Exercise description:
Find the string "sind" in the data, then copy every line where it is found.

Records to use:
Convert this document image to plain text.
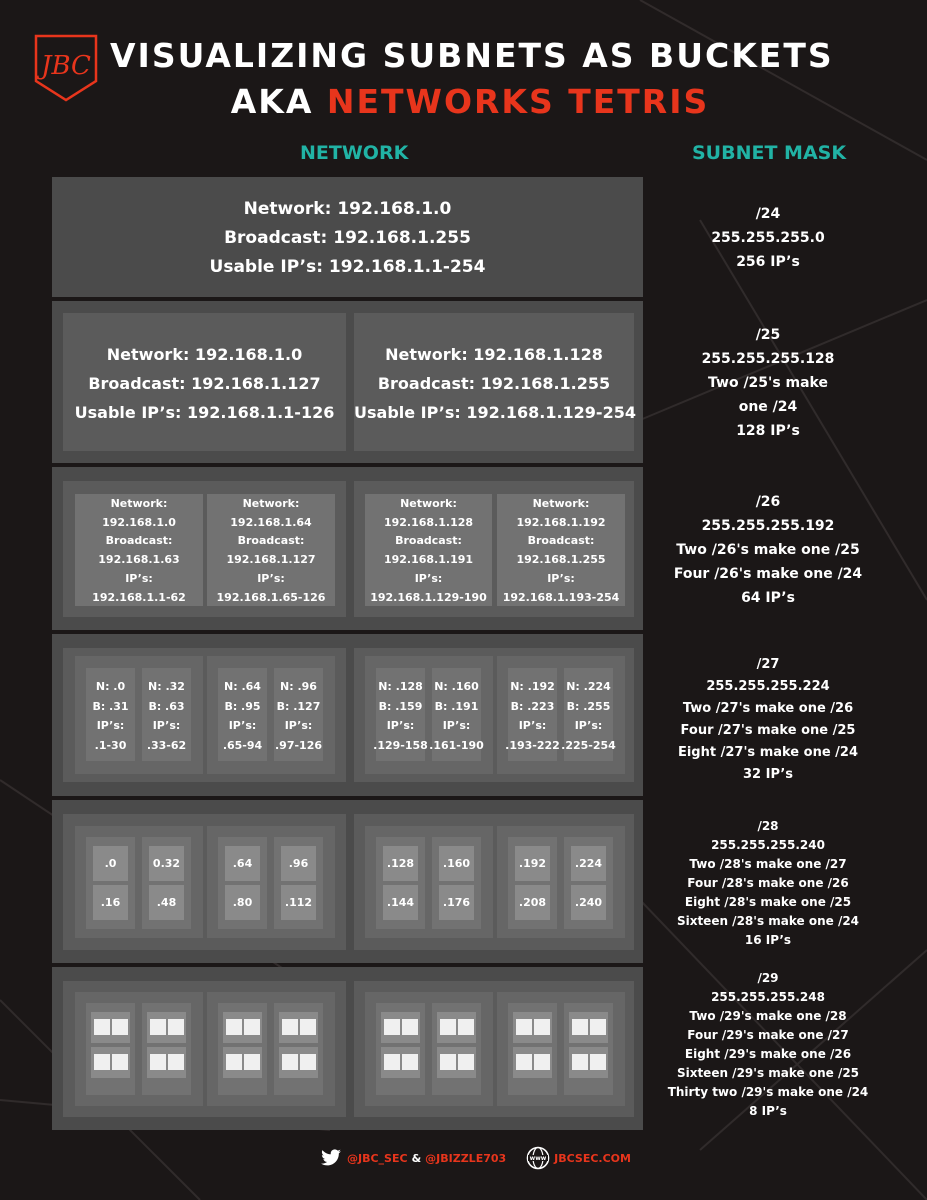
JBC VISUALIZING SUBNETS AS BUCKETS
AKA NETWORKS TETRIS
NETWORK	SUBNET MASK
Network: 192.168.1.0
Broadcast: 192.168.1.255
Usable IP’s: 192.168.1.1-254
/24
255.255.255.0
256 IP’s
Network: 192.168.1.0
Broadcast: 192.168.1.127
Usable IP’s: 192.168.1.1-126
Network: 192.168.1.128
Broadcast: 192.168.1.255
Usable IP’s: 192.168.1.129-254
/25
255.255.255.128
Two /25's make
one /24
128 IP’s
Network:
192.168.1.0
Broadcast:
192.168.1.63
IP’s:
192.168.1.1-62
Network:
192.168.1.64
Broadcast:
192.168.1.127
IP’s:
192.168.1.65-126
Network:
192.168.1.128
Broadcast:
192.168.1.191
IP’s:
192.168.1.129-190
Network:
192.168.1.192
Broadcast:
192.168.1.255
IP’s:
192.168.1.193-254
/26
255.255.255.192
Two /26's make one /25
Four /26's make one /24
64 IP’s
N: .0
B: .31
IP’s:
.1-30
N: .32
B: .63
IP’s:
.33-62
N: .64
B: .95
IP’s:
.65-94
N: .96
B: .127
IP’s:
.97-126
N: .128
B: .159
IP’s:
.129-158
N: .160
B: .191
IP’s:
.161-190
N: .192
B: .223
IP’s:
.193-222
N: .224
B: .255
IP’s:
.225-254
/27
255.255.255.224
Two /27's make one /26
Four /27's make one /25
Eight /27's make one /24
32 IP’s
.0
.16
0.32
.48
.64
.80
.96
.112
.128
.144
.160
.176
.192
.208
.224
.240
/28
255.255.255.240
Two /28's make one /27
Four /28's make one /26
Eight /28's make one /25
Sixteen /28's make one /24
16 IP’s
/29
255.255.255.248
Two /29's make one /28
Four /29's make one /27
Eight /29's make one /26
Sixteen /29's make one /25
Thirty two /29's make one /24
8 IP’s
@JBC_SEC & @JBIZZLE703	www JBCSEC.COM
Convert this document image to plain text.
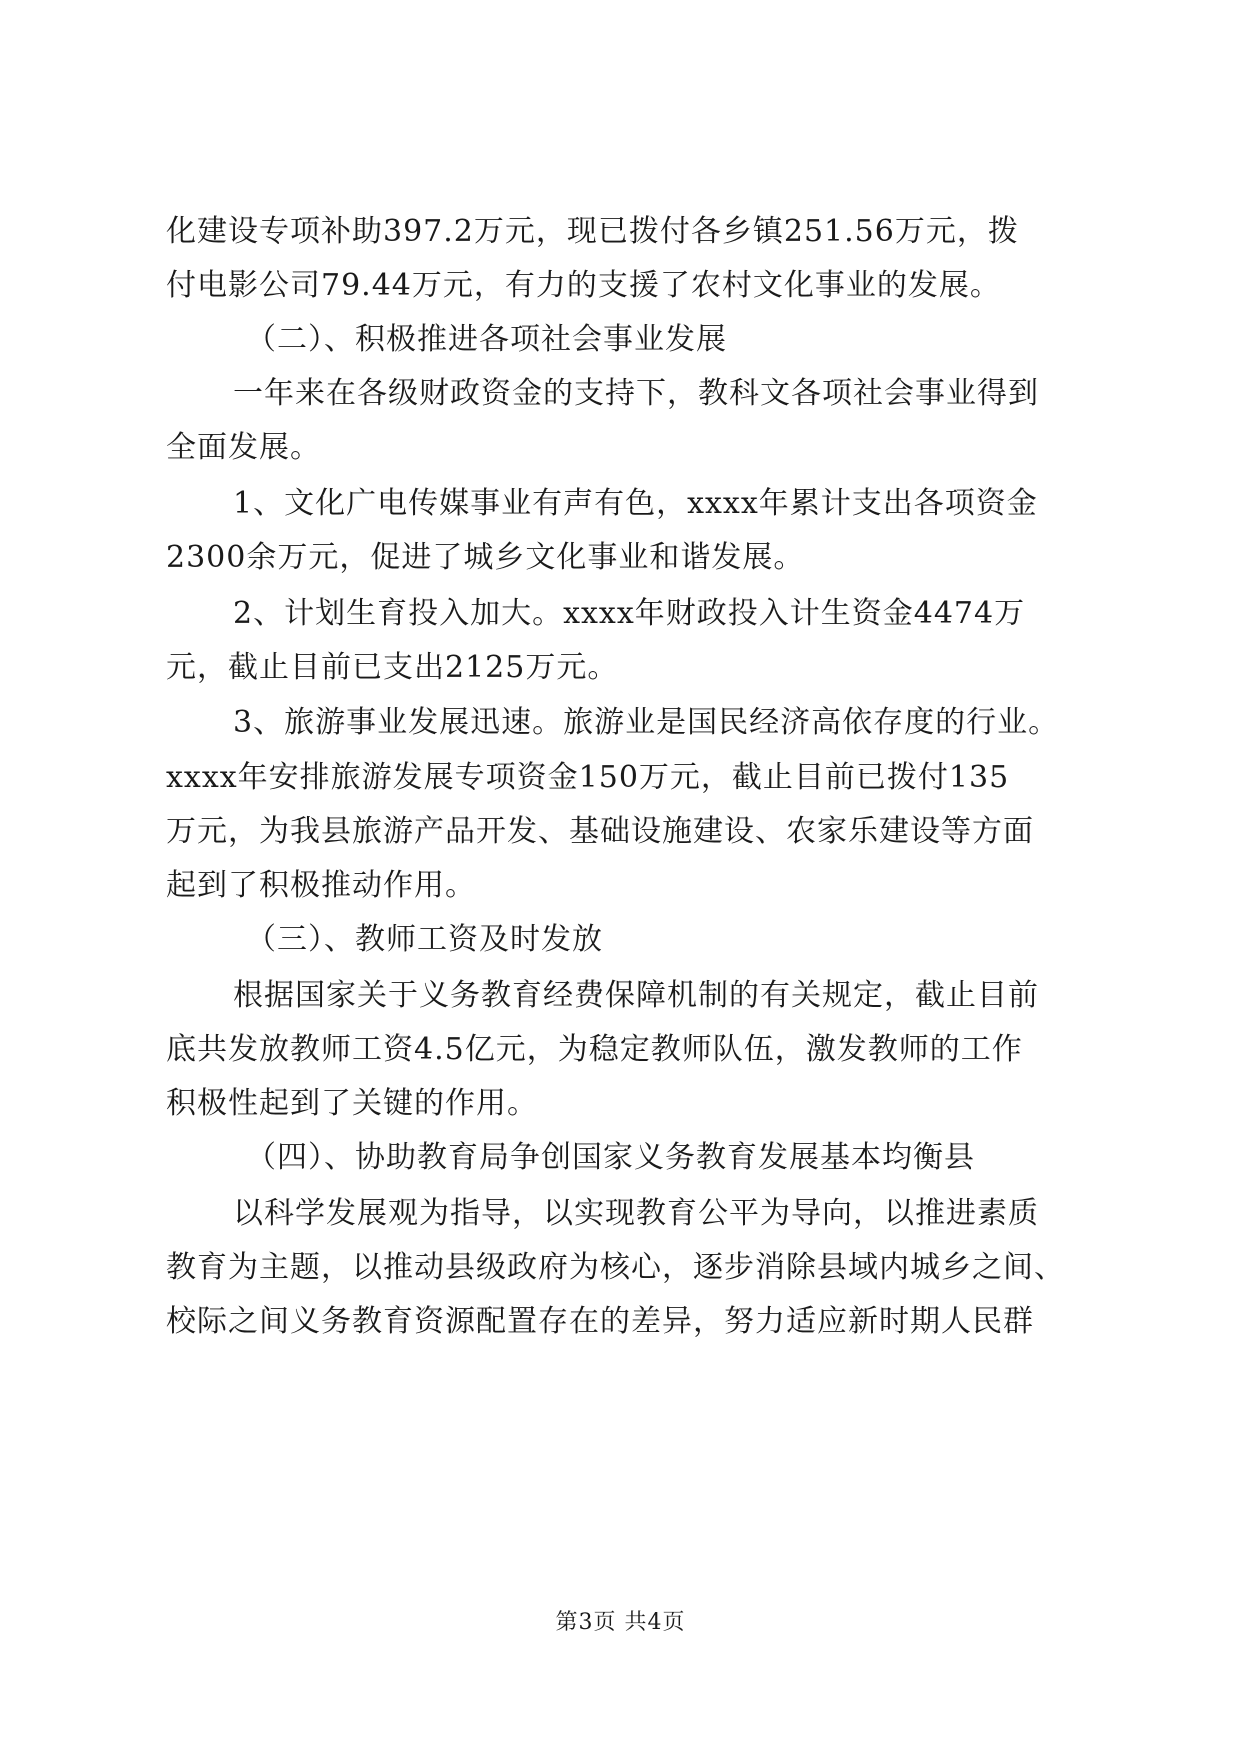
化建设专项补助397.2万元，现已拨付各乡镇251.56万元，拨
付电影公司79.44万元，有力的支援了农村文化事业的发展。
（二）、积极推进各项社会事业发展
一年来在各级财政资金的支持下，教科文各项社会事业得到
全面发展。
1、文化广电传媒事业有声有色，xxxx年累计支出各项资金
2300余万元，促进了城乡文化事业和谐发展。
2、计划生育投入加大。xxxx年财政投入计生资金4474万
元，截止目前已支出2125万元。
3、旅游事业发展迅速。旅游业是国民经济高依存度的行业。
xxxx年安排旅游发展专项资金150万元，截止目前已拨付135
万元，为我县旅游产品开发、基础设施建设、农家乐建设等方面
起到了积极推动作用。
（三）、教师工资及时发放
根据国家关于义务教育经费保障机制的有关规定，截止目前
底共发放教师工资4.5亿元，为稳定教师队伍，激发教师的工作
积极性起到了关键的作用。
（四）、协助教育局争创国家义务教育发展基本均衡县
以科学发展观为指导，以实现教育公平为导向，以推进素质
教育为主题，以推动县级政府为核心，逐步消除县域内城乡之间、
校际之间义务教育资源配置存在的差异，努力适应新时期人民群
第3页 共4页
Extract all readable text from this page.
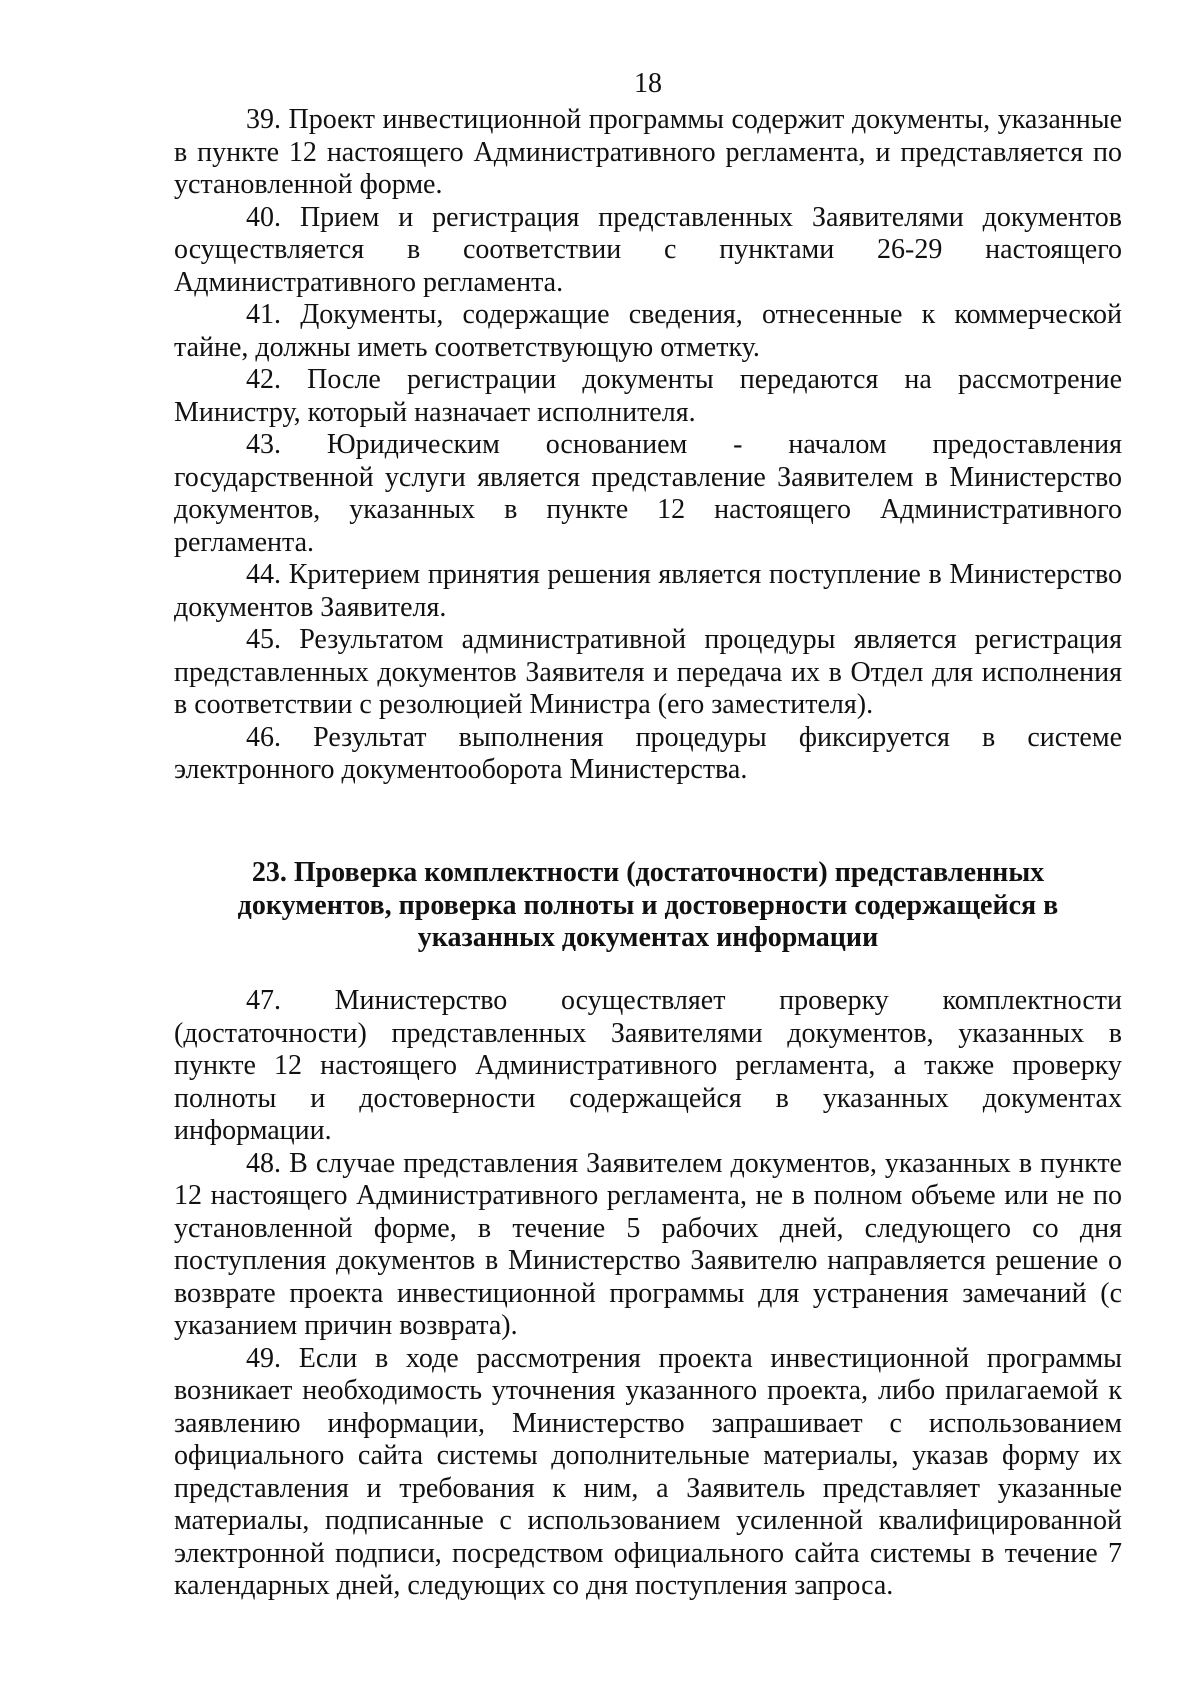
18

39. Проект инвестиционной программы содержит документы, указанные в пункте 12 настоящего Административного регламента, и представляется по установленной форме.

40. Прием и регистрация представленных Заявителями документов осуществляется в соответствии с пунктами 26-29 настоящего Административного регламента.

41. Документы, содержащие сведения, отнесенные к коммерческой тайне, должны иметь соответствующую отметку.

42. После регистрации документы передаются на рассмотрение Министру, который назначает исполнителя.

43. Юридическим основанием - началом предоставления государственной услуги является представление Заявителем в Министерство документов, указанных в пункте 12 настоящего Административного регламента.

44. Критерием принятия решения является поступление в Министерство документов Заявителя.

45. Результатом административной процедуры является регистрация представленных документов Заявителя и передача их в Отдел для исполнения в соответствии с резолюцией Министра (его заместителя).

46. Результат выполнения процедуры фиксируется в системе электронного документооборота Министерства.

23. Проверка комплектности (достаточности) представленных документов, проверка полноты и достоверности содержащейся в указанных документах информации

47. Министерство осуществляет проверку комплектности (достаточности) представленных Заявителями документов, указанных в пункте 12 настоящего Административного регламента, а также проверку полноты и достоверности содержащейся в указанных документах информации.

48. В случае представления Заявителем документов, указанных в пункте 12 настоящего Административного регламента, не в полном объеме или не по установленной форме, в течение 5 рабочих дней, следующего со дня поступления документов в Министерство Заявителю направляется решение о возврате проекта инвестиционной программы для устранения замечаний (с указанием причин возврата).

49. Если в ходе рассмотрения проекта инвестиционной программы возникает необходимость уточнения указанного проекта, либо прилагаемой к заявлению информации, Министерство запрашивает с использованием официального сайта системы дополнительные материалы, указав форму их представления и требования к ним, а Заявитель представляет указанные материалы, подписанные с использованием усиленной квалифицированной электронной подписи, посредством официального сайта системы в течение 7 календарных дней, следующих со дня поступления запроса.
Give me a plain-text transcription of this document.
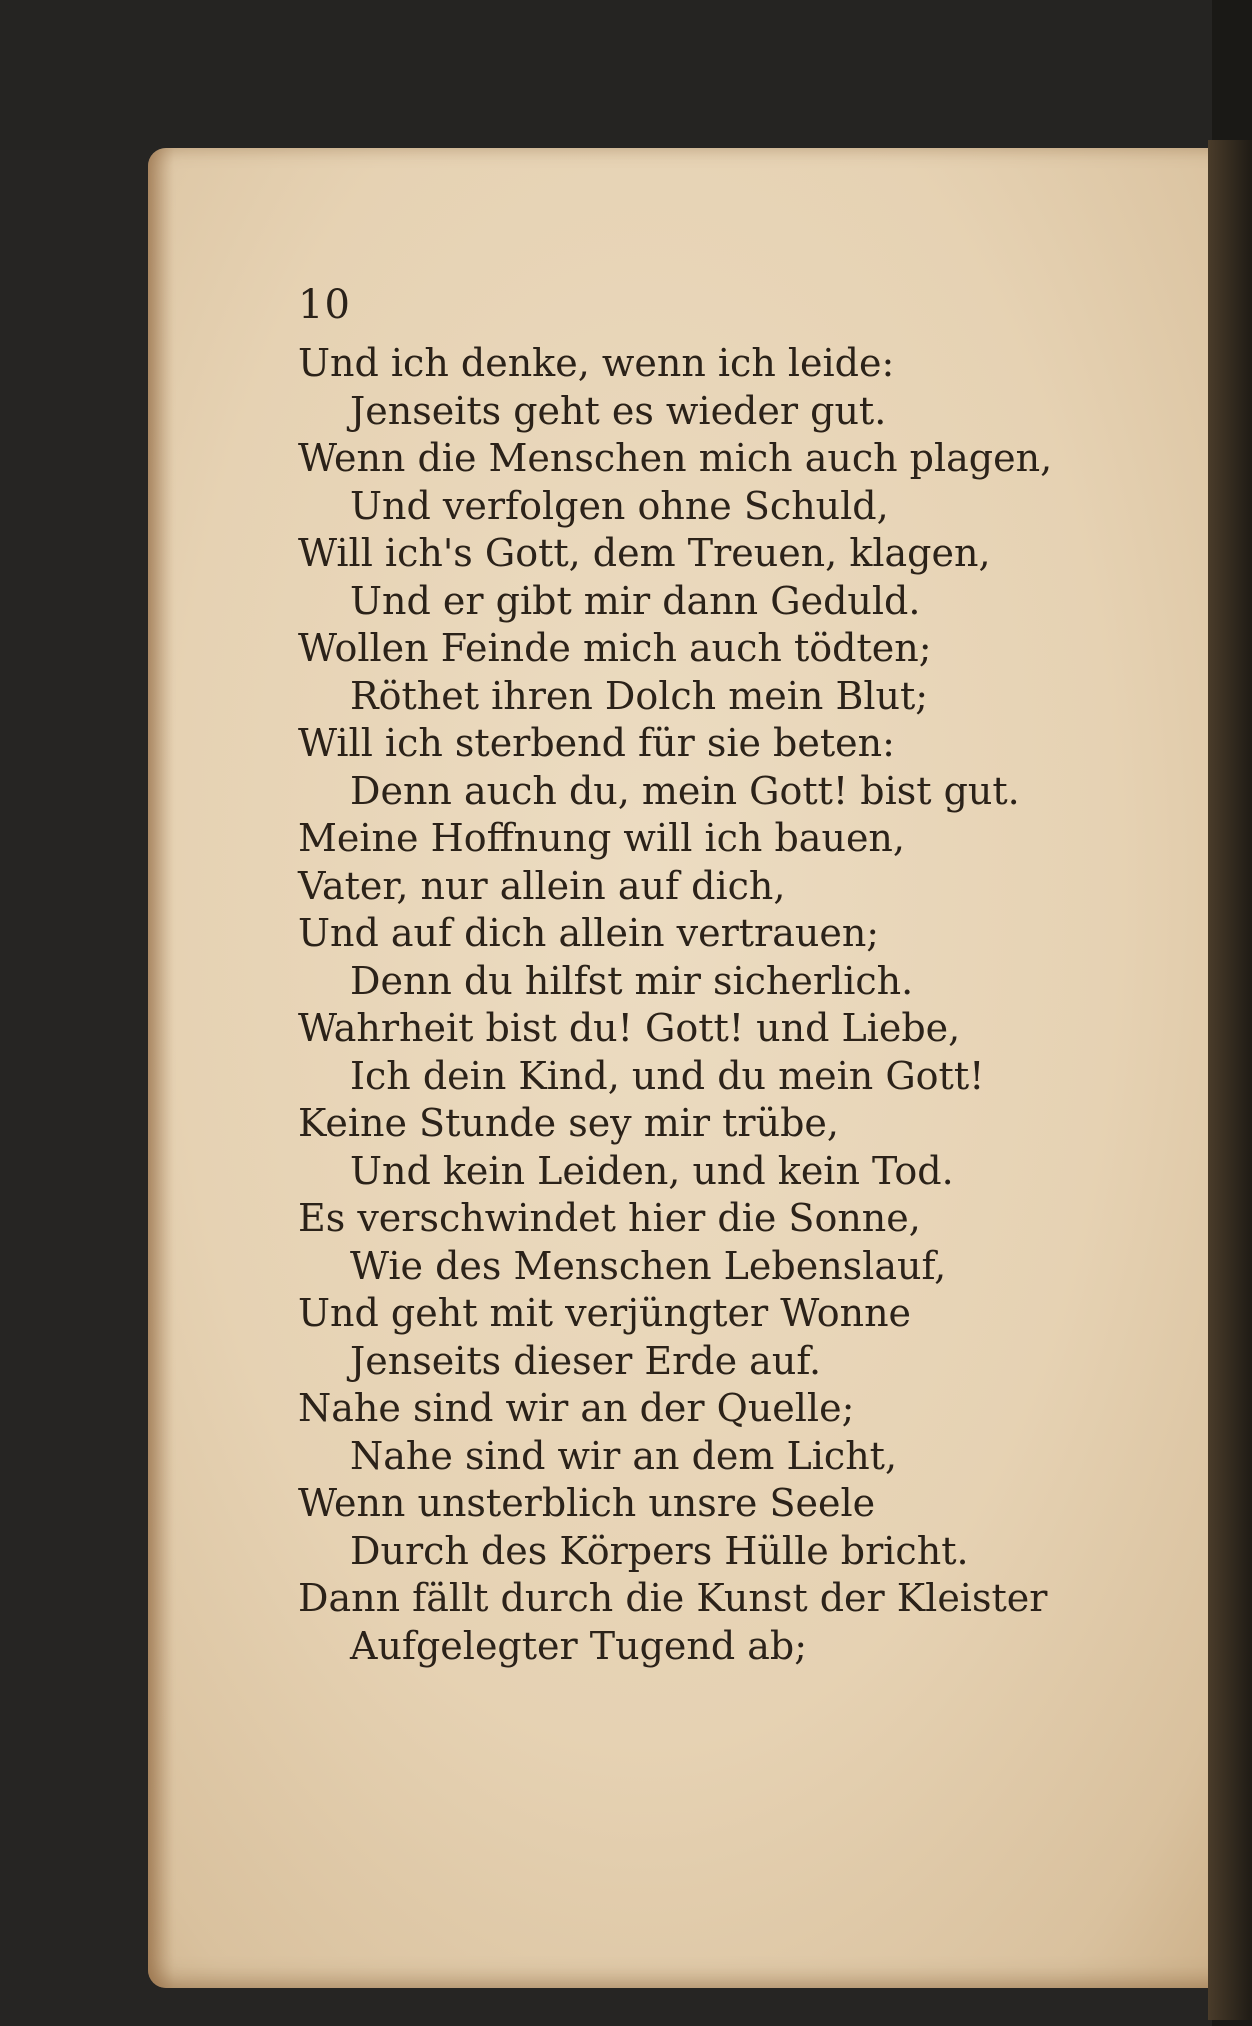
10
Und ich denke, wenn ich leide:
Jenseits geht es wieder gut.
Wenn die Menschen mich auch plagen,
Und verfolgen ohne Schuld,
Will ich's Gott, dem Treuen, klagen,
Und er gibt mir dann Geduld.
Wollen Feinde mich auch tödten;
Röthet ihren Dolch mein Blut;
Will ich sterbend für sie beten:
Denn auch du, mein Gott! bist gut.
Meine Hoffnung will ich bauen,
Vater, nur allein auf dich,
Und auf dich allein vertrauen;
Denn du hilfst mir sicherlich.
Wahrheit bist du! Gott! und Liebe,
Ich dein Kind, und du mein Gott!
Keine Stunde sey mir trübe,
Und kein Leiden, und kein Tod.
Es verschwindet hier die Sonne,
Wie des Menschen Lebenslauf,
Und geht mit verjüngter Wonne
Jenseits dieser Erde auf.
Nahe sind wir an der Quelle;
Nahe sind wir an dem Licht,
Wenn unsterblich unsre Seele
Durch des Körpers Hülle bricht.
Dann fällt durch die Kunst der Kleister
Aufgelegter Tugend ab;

Output below:
Nahe sind wir an der Quelle;
Nahe sind wir an dem Licht,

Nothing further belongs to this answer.